— INFORMATION PROVIDED —
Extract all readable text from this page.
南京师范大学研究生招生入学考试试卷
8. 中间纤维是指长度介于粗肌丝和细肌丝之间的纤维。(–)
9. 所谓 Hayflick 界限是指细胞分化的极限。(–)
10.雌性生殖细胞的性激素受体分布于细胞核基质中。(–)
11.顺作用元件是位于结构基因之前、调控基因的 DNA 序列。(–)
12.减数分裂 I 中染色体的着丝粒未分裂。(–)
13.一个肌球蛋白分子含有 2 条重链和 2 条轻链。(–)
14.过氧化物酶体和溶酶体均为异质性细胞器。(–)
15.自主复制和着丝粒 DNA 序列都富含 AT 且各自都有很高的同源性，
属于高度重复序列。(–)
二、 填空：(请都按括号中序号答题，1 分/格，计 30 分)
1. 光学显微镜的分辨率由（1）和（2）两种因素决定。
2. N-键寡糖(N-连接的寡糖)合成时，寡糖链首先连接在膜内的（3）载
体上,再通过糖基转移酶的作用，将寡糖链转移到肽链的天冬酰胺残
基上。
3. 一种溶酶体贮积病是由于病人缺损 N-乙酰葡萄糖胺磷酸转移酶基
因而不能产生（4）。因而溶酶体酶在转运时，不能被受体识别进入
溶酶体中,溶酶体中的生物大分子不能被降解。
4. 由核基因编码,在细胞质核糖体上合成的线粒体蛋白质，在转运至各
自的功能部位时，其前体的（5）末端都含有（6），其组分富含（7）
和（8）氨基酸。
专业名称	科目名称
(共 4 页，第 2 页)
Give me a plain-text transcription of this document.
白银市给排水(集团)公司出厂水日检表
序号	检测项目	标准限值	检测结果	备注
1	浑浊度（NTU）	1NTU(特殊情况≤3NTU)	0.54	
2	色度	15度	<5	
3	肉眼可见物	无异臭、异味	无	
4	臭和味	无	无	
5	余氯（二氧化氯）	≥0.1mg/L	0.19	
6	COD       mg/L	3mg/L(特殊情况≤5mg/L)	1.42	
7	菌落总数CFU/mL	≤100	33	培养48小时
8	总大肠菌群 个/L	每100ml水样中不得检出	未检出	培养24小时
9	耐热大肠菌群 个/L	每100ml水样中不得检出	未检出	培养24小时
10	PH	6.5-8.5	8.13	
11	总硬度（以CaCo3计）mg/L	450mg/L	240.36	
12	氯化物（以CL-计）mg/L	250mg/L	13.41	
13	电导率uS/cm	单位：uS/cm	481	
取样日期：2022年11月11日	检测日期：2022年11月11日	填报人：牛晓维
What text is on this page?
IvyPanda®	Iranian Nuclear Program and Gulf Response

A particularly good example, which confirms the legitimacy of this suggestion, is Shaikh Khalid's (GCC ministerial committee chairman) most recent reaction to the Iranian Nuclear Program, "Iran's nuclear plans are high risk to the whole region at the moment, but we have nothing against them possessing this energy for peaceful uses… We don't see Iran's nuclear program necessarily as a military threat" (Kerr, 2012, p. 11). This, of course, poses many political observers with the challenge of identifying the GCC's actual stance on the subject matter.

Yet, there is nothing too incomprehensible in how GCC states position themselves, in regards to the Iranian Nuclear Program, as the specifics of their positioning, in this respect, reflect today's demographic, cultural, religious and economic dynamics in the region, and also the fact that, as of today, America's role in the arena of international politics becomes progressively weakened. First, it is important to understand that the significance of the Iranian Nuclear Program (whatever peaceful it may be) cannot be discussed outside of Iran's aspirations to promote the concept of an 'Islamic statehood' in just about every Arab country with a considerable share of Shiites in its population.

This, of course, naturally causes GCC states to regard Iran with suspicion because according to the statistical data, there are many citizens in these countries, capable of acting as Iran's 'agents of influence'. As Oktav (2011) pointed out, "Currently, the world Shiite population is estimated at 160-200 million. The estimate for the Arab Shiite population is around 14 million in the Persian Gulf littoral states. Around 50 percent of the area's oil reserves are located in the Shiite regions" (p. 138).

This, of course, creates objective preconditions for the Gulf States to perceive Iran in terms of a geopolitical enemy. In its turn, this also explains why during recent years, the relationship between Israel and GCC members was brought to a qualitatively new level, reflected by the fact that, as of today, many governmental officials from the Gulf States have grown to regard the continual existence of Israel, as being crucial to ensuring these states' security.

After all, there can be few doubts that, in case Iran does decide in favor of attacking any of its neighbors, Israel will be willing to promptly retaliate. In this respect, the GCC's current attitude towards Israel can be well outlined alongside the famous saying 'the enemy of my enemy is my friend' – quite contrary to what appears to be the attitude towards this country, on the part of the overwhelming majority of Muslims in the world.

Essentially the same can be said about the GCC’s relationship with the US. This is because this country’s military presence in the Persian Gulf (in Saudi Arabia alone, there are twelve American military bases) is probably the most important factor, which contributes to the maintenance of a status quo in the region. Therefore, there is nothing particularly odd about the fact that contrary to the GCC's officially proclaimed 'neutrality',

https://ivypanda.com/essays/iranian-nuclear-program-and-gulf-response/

— GIVEN INSTRUCTION —
All of the material above needs to be retyped word for word.

— PROBLEM SOLUTION —
Extract all readable text from this page.
南京师范大学研究生招生入学考试试卷
8. 中间纤维是指长度介于粗肌丝和细肌丝之间的纤维。(–)
9. 所谓 Hayflick 界限是指细胞分化的极限。(–)
10.雌性生殖细胞的性激素受体分布于细胞核基质中。(–)
11.顺作用元件是位于结构基因之前、调控基因的 DNA 序列。(–)
12.减数分裂 I 中染色体的着丝粒未分裂。(–)
13.一个肌球蛋白分子含有 2 条重链和 2 条轻链。(–)
14.过氧化物酶体和溶酶体均为异质性细胞器。(–)
15.自主复制和着丝粒 DNA 序列都富含 AT 且各自都有很高的同源性，
属于高度重复序列。(–)
二、 填空：(请都按括号中序号答题，1 分/格，计 30 分)
1. 光学显微镜的分辨率由（1）和（2）两种因素决定。
2. N-键寡糖(N-连接的寡糖)合成时，寡糖链首先连接在膜内的（3）载
体上,再通过糖基转移酶的作用，将寡糖链转移到肽链的天冬酰胺残
基上。
3. 一种溶酶体贮积病是由于病人缺损 N-乙酰葡萄糖胺磷酸转移酶基
因而不能产生（4）。因而溶酶体酶在转运时，不能被受体识别进入
溶酶体中,溶酶体中的生物大分子不能被降解。
4. 由核基因编码,在细胞质核糖体上合成的线粒体蛋白质，在转运至各
自的功能部位时，其前体的（5）末端都含有（6），其组分富含（7）
和（8）氨基酸。
专业名称	科目名称
(共 4 页，第 2 页)
Give me a plain-text transcription of this document.
白银市给排水(集团)公司出厂水日检表
序号	检测项目	标准限值	检测结果	备注
1	浑浊度（NTU）	1NTU(特殊情况≤3NTU)	0.54	
2	色度	15度	<5	
3	肉眼可见物	无异臭、异味	无	
4	臭和味	无	无	
5	余氯（二氧化氯）	≥0.1mg/L	0.19	
6	COD       mg/L	3mg/L(特殊情况≤5mg/L)	1.42	
7	菌落总数CFU/mL	≤100	33	培养48小时
8	总大肠菌群 个/L	每100ml水样中不得检出	未检出	培养24小时
9	耐热大肠菌群 个/L	每100ml水样中不得检出	未检出	培养24小时
10	PH	6.5-8.5	8.13	
11	总硬度（以CaCo3计）mg/L	450mg/L	240.36	
12	氯化物（以CL-计）mg/L	250mg/L	13.41	
13	电导率uS/cm	单位：uS/cm	481	
取样日期：2022年11月11日	检测日期：2022年11月11日	填报人：牛晓维
What text is on this page?
IvyPanda®	Iranian Nuclear Program and Gulf Response

A particularly good example, which confirms the legitimacy of this suggestion, is Shaikh Khalid's (GCC ministerial committee chairman) most recent reaction to the Iranian Nuclear Program, "Iran's nuclear plans are high risk to the whole region at the moment, but we have nothing against them possessing this energy for peaceful uses… We don't see Iran's nuclear program necessarily as a military threat" (Kerr, 2012, p. 11). This, of course, poses many political observers with the challenge of identifying the GCC's actual stance on the subject matter.

Yet, there is nothing too incomprehensible in how GCC states position themselves, in regards to the Iranian Nuclear Program, as the specifics of their positioning, in this respect, reflect today's demographic, cultural, religious and economic dynamics in the region, and also the fact that, as of today, America's role in the arena of international politics becomes progressively weakened. First, it is important to understand that the significance of the Iranian Nuclear Program (whatever peaceful it may be) cannot be discussed outside of Iran's aspirations to promote the concept of an 'Islamic statehood' in just about every Arab country with a considerable share of Shiites in its population.

This, of course, naturally causes GCC states to regard Iran with suspicion because according to the statistical data, there are many citizens in these countries, capable of acting as Iran's 'agents of influence'. As Oktav (2011) pointed out, "Currently, the world Shiite population is estimated at 160-200 million. The estimate for the Arab Shiite population is around 14 million in the Persian Gulf littoral states. Around 50 percent of the area's oil reserves are located in the Shiite regions" (p. 138).

This, of course, creates objective preconditions for the Gulf States to perceive Iran in terms of a geopolitical enemy. In its turn, this also explains why during recent years, the relationship between Israel and GCC members was brought to a qualitatively new level, reflected by the fact that, as of today, many governmental officials from the Gulf States have grown to regard the continual existence of Israel, as being crucial to ensuring these states' security.

After all, there can be few doubts that, in case Iran does decide in favor of attacking any of its neighbors, Israel will be willing to promptly retaliate. In this respect, the GCC's current attitude towards Israel can be well outlined alongside the famous saying 'the enemy of my enemy is my friend' – quite contrary to what appears to be the attitude towards this country, on the part of the overwhelming majority of Muslims in the world.

Essentially the same can be said about the GCC’s relationship with the US. This is because this country’s military presence in the Persian Gulf (in Saudi Arabia alone, there are twelve American military bases) is probably the most important factor, which contributes to the maintenance of a status quo in the region. Therefore, there is nothing particularly odd about the fact that contrary to the GCC's officially proclaimed 'neutrality',

https://ivypanda.com/essays/iranian-nuclear-program-and-gulf-response/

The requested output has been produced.